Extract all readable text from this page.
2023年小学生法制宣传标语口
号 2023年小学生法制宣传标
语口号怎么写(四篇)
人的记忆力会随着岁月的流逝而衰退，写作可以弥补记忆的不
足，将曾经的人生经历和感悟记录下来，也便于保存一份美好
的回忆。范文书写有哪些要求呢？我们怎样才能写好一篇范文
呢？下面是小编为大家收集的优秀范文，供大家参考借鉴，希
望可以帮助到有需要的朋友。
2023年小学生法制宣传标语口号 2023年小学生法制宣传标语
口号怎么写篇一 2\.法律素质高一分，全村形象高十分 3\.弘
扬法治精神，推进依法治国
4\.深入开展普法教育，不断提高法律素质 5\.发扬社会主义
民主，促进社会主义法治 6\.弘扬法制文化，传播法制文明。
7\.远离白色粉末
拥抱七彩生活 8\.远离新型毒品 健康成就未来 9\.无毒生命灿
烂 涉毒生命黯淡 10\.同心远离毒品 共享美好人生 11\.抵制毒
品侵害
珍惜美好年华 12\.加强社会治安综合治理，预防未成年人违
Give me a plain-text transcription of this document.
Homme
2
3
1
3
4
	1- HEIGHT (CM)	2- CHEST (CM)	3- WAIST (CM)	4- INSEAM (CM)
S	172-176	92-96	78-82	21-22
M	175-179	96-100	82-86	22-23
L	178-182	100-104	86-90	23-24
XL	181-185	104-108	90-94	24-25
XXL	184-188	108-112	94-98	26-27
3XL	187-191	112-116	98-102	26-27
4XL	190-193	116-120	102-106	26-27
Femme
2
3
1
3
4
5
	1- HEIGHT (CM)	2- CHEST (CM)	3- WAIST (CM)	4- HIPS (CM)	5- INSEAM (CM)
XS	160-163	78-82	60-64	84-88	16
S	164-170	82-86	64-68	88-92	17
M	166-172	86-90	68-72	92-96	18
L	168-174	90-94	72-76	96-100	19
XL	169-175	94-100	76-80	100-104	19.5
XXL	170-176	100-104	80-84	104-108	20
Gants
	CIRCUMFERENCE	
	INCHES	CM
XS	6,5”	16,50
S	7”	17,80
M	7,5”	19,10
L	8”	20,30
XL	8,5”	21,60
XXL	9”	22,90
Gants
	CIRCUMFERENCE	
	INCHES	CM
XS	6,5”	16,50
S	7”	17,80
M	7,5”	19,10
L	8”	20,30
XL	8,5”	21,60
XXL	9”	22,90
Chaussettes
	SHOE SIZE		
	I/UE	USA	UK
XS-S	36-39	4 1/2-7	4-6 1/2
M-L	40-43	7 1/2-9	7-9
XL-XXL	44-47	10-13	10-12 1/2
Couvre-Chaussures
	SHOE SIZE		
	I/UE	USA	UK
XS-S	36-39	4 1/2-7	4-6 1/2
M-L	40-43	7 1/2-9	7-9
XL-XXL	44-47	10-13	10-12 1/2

○ ○ ○ ○ ○ ○ ○

→ What the task asks: Review the material and copy each line in which the word "CHEST" appears.

→ Written solution:
	1- HEIGHT (CM)	2- CHEST (CM)	3- WAIST (CM)	4- INSEAM (CM)
	1- HEIGHT (CM)	2- CHEST (CM)	3- WAIST (CM)	4- HIPS (CM)	5- INSEAM (CM)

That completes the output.